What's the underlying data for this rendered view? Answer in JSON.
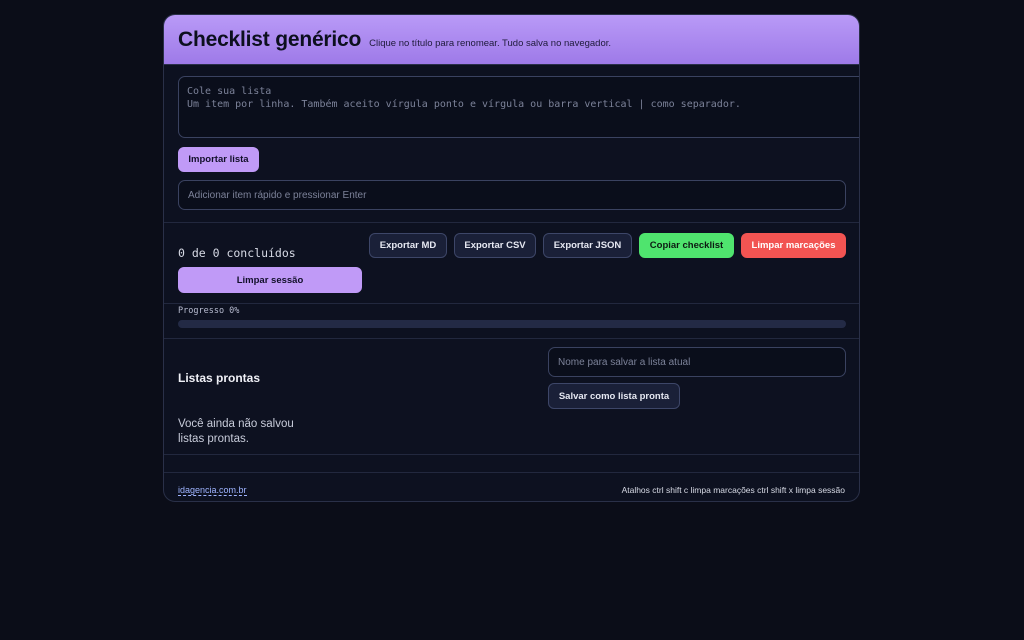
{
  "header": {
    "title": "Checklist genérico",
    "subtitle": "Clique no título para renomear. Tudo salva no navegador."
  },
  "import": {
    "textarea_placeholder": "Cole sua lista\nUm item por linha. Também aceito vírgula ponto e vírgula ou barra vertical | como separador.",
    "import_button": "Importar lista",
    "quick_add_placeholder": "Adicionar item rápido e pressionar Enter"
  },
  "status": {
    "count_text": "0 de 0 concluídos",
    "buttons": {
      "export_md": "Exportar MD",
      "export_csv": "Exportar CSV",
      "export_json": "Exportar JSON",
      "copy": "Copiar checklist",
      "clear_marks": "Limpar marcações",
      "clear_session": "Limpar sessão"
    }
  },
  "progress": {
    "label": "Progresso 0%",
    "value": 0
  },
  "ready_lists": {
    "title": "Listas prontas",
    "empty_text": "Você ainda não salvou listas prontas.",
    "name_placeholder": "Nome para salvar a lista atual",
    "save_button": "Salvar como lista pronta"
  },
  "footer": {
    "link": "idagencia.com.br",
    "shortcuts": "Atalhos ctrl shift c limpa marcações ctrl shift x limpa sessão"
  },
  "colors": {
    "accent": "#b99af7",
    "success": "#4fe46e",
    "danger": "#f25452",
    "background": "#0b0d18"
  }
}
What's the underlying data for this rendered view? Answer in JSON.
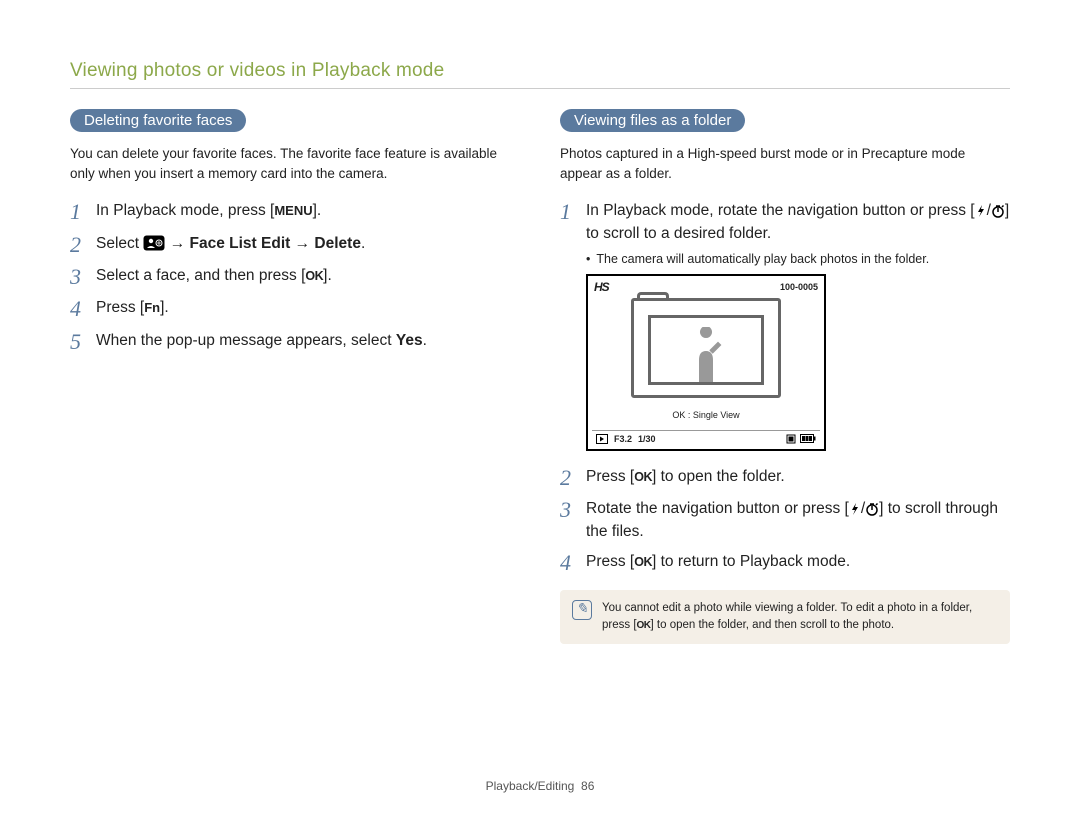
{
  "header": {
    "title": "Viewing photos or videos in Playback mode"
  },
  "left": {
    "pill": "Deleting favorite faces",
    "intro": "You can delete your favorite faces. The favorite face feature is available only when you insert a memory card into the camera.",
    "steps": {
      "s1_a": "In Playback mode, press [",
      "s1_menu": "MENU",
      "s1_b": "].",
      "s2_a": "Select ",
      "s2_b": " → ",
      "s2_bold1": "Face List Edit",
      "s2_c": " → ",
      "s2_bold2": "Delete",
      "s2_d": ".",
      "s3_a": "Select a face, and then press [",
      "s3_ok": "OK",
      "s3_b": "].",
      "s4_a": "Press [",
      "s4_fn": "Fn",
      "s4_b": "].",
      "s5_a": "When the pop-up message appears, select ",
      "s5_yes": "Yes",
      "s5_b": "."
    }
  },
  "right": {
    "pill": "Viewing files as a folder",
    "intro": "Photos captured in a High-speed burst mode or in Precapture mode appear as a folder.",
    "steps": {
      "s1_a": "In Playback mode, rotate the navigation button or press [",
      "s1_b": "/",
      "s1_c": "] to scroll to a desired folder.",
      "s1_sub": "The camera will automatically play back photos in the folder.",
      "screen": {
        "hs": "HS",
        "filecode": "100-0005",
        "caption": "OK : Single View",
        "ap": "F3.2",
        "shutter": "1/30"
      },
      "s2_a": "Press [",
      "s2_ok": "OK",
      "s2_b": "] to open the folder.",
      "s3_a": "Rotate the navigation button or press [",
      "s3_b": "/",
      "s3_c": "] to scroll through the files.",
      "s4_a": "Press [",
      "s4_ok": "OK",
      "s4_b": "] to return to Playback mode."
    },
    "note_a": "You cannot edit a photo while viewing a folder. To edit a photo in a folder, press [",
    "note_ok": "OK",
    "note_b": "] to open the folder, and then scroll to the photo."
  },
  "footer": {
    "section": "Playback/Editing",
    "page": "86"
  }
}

........

→ REQUIRED WORK:
Pull out all lines from the entries above that include the word "camera".

→ EXERCISE RESPONSE:
    "intro": "You can delete your favorite faces. The favorite face feature is available only when you insert a memory card into the camera.",
      "s1_sub": "The camera will automatically play back photos in the folder.",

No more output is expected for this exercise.